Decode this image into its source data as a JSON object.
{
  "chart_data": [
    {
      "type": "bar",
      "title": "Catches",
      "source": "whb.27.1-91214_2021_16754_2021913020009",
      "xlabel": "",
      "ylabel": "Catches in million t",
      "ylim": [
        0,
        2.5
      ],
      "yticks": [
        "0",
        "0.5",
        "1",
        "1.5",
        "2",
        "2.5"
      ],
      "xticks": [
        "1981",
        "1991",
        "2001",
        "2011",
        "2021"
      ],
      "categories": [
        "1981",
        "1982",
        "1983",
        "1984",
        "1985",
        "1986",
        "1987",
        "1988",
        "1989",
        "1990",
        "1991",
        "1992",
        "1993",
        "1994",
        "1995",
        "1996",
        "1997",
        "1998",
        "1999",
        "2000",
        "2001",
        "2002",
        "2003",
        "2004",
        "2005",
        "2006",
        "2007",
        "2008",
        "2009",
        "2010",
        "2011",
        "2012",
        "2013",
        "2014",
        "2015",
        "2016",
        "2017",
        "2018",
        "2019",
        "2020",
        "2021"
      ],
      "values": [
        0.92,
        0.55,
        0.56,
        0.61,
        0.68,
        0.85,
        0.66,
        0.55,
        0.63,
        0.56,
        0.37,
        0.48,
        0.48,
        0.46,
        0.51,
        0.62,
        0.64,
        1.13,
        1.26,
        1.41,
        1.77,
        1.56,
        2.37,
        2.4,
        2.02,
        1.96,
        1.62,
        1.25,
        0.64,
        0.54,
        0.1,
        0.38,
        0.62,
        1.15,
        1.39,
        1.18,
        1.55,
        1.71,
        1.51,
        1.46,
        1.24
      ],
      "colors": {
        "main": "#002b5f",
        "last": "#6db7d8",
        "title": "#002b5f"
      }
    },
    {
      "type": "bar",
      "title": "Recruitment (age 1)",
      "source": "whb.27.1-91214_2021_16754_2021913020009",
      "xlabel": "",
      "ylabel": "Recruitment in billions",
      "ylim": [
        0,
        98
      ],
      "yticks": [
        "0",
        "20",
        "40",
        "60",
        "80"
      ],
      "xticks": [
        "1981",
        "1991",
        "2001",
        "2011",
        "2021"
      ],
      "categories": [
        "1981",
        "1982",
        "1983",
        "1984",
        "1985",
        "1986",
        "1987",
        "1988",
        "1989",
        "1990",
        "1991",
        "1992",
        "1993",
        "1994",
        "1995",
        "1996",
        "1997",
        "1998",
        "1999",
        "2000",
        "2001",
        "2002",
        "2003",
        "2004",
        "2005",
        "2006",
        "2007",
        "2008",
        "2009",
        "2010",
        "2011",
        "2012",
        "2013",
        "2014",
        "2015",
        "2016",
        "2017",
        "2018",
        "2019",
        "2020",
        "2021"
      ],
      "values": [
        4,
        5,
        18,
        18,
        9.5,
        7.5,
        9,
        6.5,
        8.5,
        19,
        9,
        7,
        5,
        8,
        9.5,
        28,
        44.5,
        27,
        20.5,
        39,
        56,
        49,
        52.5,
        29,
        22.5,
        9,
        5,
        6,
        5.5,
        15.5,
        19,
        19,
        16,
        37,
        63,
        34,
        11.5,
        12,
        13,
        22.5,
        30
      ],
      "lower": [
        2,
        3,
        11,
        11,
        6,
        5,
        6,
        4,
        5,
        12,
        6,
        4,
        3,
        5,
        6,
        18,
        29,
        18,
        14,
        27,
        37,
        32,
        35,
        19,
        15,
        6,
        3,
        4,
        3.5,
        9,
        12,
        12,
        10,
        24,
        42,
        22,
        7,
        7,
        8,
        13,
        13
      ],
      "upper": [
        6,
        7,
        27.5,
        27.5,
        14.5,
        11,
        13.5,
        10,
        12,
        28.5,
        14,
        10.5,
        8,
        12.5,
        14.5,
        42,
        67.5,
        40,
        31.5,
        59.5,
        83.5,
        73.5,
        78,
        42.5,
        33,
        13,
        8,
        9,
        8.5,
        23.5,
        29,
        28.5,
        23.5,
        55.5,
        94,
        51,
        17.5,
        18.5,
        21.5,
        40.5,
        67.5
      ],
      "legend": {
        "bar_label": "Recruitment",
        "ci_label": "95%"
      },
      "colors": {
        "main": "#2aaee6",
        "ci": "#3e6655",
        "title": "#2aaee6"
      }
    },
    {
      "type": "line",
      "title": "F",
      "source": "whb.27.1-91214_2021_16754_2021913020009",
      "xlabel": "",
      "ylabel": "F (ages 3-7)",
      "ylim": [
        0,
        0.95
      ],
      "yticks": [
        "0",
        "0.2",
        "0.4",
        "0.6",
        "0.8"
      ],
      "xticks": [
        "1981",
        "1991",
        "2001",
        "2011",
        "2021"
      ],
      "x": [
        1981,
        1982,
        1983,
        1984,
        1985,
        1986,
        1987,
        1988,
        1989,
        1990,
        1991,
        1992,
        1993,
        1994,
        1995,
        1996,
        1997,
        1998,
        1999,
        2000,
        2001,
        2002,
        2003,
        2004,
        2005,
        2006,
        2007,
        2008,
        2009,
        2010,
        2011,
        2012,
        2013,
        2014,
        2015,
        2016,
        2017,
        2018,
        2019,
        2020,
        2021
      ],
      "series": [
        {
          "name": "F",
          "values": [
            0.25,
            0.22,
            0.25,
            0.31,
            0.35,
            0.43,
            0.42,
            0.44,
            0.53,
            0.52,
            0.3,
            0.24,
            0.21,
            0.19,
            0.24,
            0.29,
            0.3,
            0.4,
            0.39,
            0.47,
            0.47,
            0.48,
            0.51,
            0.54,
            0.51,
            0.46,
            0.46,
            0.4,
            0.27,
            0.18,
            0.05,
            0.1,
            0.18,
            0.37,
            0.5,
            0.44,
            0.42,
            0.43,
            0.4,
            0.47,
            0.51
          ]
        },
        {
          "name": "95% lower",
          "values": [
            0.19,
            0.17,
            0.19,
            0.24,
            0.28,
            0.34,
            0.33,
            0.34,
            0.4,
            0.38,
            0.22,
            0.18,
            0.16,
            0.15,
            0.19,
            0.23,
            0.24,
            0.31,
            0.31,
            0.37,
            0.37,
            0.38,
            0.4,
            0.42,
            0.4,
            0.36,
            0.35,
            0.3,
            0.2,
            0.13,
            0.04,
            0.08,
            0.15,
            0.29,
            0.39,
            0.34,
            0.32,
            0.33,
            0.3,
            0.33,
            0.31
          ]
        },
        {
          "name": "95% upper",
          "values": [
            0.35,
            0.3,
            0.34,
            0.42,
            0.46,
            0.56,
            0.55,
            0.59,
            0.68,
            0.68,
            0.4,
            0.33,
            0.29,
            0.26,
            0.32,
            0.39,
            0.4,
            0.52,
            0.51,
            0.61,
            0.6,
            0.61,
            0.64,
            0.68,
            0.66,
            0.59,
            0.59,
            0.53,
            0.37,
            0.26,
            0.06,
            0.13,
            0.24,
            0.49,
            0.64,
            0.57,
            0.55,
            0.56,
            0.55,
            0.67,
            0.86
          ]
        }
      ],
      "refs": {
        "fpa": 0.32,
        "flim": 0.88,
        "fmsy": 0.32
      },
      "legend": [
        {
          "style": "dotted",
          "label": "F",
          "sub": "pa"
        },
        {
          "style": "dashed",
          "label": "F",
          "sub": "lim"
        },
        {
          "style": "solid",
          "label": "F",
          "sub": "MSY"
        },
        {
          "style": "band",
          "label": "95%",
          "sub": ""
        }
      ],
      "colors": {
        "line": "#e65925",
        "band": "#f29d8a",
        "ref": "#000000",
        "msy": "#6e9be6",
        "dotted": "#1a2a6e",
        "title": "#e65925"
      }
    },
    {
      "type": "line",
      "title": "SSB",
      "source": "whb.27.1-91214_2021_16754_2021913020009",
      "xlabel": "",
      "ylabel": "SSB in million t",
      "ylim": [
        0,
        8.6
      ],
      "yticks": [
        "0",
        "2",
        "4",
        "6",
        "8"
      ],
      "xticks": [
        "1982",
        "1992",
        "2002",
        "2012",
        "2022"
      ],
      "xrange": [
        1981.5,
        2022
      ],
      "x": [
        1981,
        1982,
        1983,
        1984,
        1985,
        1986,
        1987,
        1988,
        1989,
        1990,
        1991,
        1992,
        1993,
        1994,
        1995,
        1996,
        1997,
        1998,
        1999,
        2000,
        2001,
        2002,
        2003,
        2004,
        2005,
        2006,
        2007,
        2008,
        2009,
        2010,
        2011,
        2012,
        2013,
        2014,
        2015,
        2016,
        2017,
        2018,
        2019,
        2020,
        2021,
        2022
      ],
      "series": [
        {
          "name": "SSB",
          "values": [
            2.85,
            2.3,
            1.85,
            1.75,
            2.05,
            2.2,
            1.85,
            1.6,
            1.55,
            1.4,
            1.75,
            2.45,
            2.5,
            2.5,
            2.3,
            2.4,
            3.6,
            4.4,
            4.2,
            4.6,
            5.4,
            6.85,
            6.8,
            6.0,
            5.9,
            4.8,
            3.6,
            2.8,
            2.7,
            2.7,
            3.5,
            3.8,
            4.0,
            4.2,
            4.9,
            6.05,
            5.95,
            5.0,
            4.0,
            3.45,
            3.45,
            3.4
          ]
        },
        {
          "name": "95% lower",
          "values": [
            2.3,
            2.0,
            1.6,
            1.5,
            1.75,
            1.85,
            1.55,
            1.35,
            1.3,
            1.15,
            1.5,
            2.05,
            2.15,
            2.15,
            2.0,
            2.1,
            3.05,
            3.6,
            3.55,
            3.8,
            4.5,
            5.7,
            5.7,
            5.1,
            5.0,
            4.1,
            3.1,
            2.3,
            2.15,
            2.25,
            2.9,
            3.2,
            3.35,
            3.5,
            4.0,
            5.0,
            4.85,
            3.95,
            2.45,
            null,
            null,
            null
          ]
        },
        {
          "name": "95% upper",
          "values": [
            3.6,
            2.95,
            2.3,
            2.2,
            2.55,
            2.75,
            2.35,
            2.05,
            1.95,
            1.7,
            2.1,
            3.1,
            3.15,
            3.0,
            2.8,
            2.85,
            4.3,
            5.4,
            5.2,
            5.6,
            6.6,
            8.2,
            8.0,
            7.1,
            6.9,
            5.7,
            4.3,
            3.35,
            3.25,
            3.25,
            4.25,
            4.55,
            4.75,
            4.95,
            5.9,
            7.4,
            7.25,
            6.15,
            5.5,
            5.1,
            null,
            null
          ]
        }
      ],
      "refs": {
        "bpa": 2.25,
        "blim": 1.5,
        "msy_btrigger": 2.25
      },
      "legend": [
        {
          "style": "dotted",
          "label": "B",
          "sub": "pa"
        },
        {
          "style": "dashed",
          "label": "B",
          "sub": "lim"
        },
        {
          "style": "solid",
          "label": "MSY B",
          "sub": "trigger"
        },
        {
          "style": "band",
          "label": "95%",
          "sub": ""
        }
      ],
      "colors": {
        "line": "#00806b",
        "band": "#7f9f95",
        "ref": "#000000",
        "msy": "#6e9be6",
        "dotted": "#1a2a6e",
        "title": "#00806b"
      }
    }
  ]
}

◇ ◇ ◇ ◇ ◇

*Required task*.
Locate each line with the word "ylabel" and copy it.

*Output for this exercise*.
      "ylabel": "Catches in million t",
      "ylabel": "Recruitment in billions",
      "ylabel": "F (ages 3-7)",
      "ylabel": "SSB in million t",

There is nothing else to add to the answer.